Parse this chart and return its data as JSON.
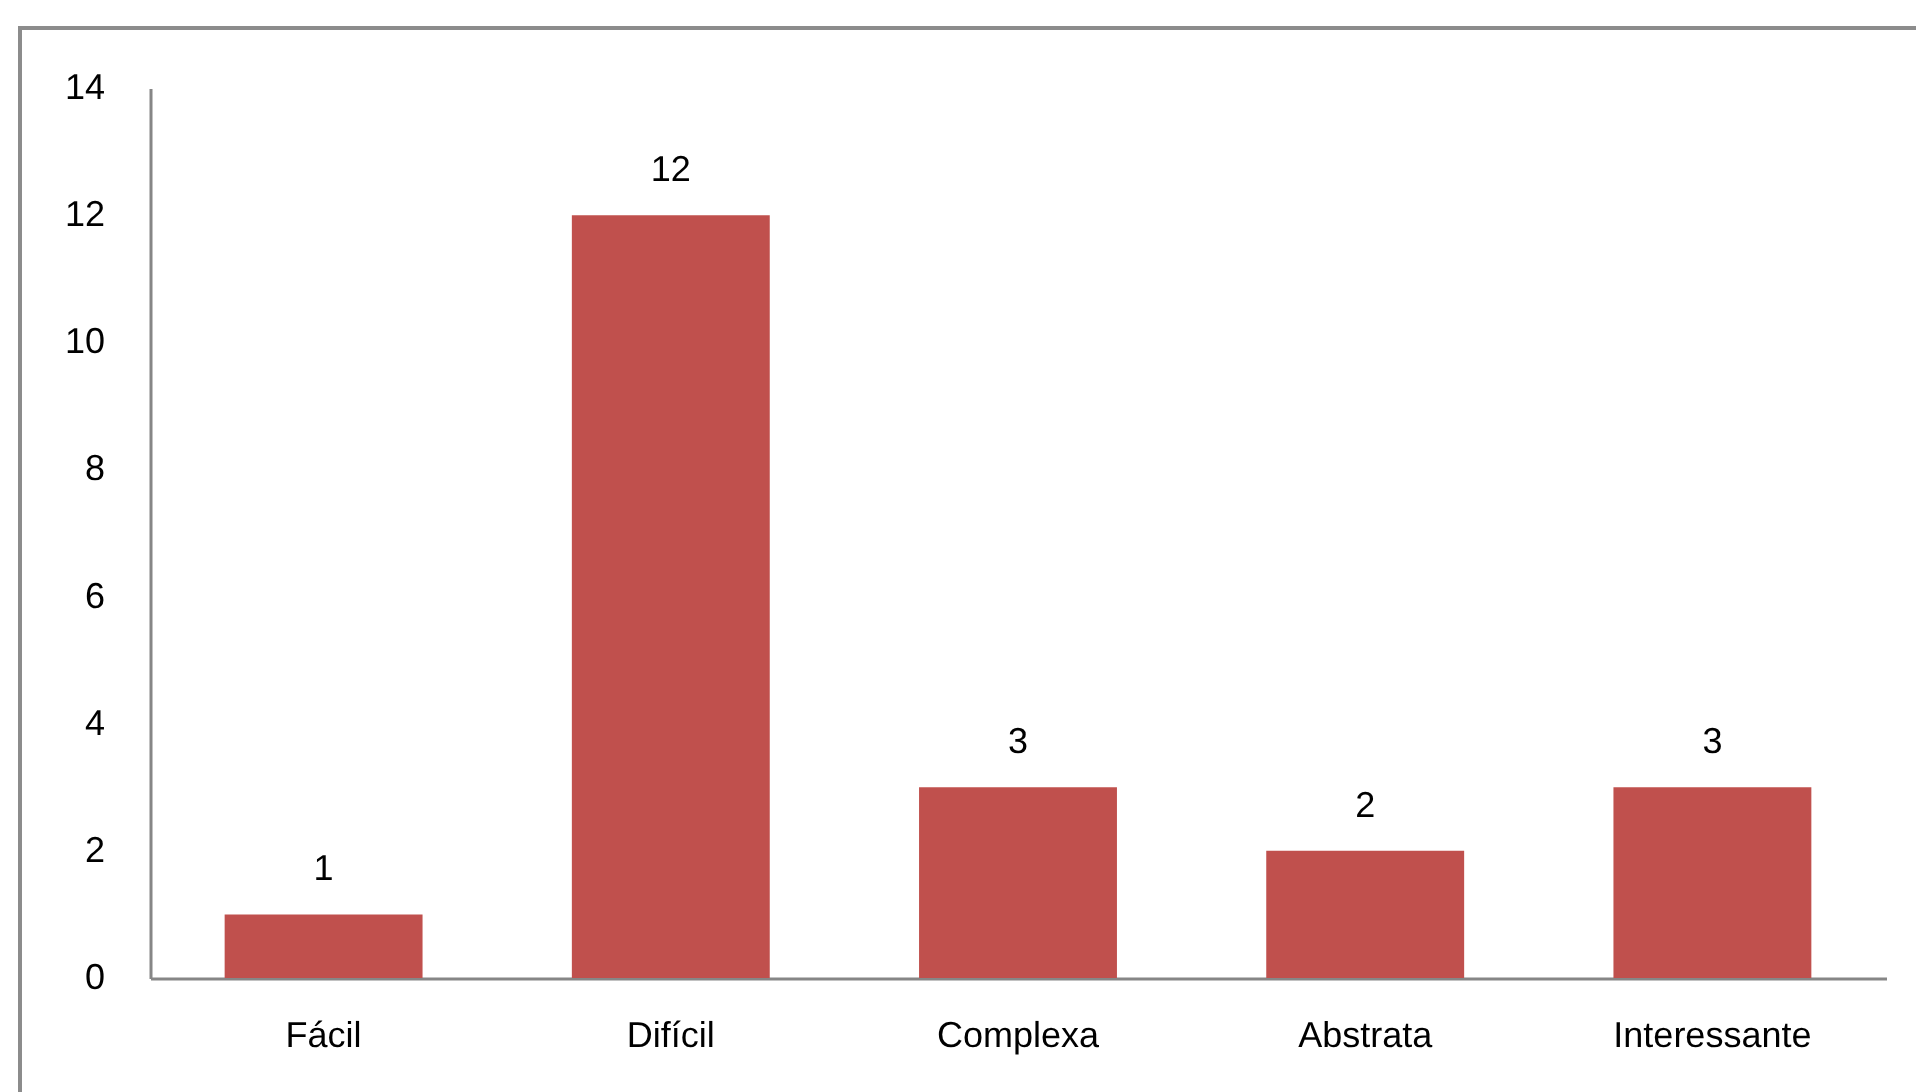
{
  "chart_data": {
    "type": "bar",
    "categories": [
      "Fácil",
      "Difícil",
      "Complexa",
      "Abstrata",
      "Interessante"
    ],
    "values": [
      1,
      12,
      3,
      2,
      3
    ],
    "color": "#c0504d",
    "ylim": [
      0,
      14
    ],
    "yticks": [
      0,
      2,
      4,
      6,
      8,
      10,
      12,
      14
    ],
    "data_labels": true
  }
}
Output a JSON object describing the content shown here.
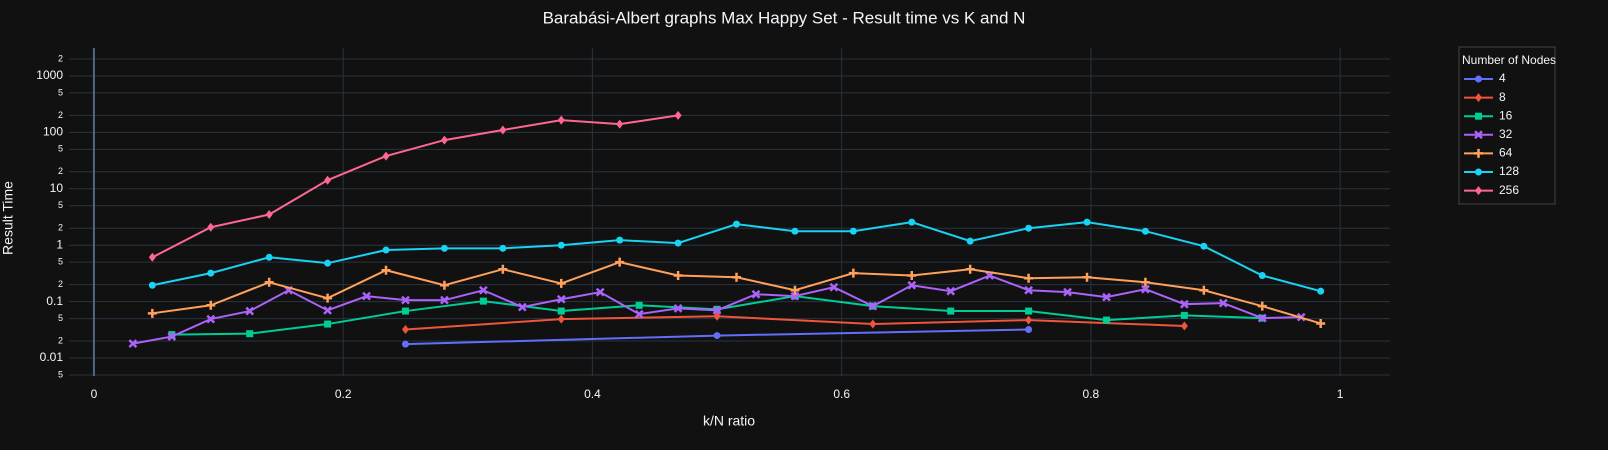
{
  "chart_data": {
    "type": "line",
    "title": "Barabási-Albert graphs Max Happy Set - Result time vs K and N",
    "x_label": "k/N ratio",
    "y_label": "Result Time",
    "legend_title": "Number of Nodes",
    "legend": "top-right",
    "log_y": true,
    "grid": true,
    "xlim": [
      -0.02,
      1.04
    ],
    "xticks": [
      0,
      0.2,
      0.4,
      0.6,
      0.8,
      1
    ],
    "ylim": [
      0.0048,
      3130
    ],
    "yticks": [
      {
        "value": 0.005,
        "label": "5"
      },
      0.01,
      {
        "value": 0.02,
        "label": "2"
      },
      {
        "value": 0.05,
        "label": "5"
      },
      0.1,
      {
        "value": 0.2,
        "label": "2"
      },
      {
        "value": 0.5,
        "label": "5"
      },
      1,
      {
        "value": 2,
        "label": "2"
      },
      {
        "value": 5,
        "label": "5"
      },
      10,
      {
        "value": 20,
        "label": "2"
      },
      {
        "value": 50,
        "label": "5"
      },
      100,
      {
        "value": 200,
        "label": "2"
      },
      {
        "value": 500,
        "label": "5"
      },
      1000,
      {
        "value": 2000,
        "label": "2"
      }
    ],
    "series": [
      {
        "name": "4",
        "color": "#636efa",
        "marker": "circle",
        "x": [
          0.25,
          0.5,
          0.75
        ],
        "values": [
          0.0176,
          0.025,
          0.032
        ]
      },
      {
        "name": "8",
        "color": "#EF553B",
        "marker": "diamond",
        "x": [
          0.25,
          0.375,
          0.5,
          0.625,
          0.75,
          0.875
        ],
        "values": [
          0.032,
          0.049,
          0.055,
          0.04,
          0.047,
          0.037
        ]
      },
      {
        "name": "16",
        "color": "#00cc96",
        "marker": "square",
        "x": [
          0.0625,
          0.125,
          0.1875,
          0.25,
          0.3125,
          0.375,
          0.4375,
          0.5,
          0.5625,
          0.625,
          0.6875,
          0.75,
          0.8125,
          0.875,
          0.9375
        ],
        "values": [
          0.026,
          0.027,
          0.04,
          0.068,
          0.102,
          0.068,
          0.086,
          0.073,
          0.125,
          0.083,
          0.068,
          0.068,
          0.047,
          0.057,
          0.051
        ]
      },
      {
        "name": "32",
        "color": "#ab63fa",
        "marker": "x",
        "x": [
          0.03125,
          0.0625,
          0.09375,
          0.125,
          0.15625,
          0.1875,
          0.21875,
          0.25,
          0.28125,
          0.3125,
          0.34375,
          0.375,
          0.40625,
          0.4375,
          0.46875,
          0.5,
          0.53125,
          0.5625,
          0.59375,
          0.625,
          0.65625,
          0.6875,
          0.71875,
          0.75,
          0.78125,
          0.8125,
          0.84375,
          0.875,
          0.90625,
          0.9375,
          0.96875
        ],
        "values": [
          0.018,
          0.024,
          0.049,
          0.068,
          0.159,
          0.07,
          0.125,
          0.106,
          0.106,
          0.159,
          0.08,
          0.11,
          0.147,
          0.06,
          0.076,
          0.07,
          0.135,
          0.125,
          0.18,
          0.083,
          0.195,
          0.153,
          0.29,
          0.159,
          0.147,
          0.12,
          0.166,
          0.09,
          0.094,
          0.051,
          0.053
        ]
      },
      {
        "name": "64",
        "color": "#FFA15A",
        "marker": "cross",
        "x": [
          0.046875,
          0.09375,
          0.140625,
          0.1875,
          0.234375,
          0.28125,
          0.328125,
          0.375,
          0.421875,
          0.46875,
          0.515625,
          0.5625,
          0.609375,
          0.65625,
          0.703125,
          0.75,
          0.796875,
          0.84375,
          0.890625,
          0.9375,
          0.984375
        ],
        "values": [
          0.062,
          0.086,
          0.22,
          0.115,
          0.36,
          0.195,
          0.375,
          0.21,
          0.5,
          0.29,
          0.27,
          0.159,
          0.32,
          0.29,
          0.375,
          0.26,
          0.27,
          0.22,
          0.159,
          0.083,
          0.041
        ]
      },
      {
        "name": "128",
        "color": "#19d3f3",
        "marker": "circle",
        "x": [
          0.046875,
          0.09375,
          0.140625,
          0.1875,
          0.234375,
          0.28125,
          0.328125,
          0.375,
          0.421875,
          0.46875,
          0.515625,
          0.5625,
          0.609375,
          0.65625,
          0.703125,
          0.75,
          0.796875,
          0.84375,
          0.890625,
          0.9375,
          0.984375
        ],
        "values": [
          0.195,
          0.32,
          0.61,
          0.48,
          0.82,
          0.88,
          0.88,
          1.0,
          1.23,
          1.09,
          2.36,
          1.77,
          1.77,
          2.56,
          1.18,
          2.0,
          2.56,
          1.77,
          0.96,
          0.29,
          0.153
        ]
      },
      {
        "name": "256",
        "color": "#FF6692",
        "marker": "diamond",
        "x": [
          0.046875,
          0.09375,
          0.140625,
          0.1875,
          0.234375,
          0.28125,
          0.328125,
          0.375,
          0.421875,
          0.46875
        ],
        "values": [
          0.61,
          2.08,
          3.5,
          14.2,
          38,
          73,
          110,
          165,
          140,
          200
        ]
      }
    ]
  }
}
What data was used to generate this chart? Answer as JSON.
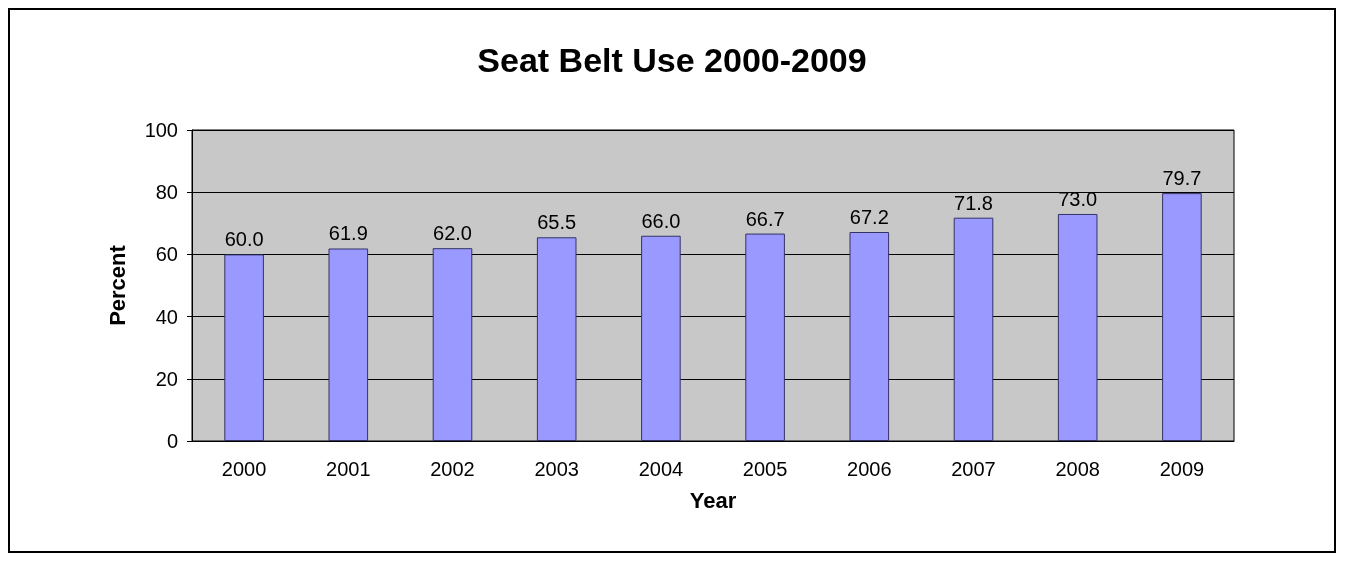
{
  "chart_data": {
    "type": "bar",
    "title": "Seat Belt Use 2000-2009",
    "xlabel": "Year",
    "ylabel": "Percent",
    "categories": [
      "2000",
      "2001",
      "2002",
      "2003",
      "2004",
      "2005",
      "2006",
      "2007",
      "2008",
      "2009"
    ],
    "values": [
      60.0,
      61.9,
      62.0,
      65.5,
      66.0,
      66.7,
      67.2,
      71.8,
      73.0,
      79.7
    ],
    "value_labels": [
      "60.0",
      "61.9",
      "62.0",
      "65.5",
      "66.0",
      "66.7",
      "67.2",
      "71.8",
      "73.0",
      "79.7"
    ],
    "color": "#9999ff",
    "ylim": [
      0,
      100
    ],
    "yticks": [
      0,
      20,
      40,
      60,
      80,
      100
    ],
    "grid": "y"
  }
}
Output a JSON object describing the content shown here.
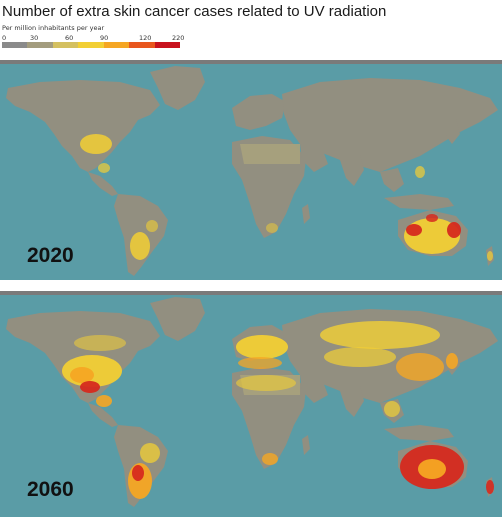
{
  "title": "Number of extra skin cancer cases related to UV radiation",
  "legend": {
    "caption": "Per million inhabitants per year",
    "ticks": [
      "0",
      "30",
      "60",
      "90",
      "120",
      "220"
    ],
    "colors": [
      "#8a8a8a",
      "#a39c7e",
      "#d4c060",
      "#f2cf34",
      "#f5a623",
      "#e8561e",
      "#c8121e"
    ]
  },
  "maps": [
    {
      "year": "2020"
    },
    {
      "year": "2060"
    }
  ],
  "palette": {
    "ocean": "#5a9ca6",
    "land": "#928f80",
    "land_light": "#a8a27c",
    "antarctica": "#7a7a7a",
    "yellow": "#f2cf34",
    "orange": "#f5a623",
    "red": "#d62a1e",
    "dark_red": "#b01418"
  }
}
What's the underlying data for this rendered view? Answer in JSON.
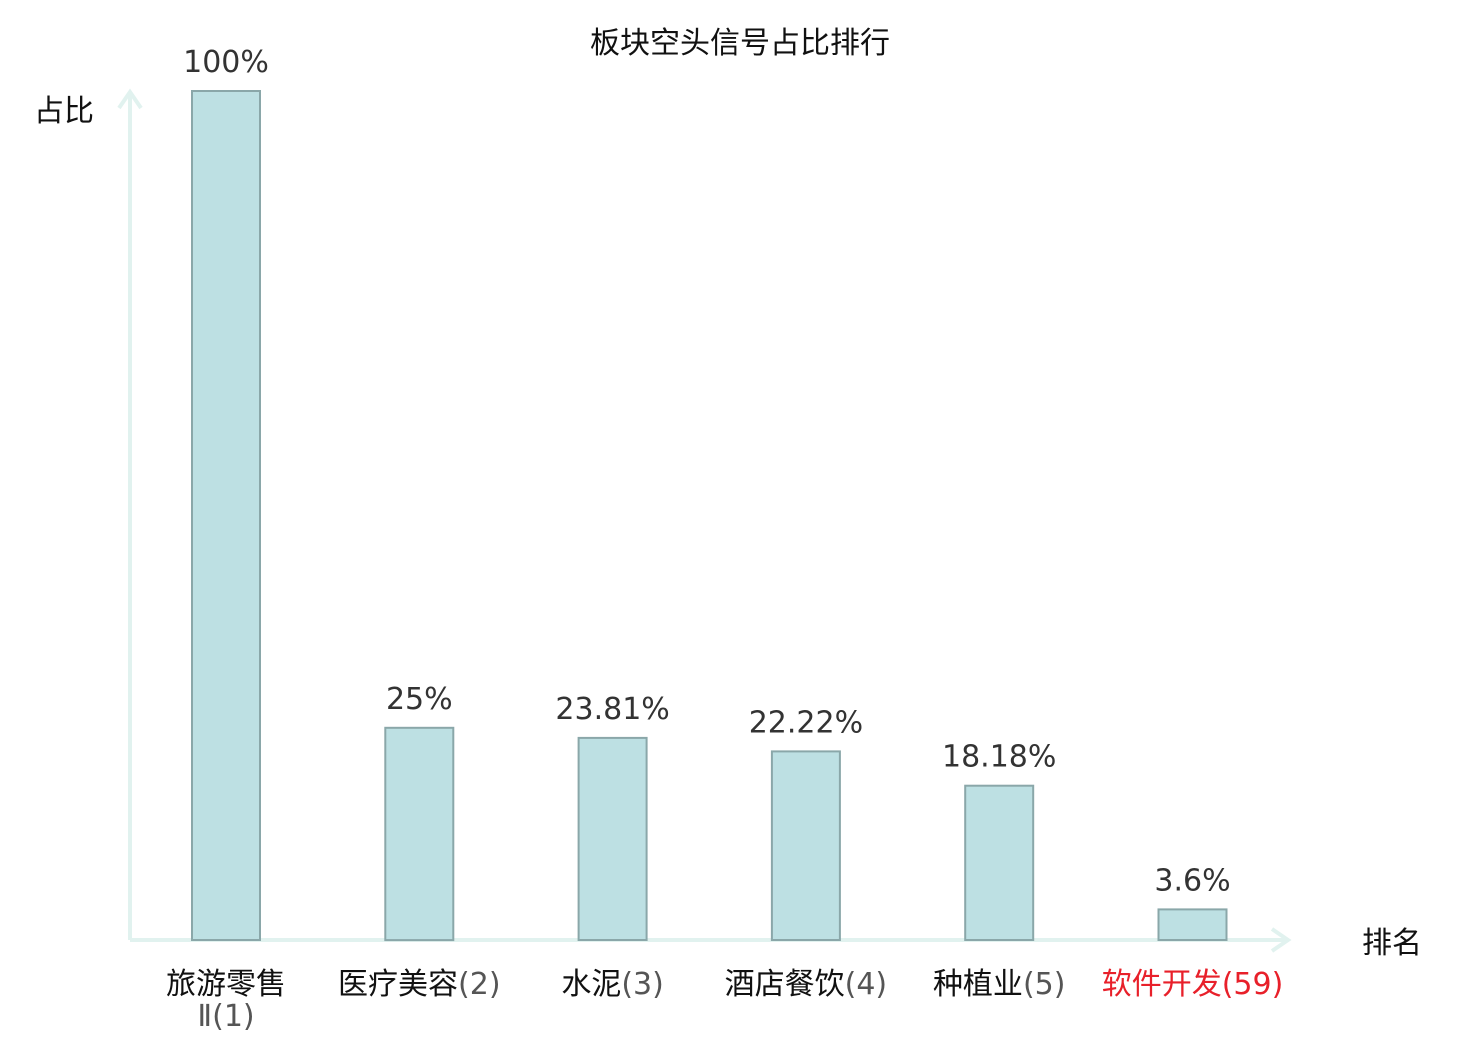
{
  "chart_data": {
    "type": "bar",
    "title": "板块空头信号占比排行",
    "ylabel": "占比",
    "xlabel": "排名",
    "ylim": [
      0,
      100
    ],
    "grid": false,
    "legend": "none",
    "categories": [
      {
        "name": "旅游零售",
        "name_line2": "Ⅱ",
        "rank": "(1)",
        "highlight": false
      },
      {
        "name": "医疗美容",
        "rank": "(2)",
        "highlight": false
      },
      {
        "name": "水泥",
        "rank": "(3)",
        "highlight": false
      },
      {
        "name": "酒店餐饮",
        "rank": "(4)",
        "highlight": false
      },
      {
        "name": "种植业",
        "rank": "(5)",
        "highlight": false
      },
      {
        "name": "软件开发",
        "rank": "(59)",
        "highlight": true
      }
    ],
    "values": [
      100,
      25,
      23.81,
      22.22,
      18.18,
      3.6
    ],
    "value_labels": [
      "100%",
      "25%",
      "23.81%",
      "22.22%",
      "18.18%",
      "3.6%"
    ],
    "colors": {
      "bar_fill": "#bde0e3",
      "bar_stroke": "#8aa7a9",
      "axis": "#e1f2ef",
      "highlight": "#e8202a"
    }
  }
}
═══
(Exercise description) Lines of the material that contain the word "Number" are to be gathered.

(Completed task)
    "legend_title": "Number of Nodes",
  "title": "Number of extra skin cancer cases related to UV radiation",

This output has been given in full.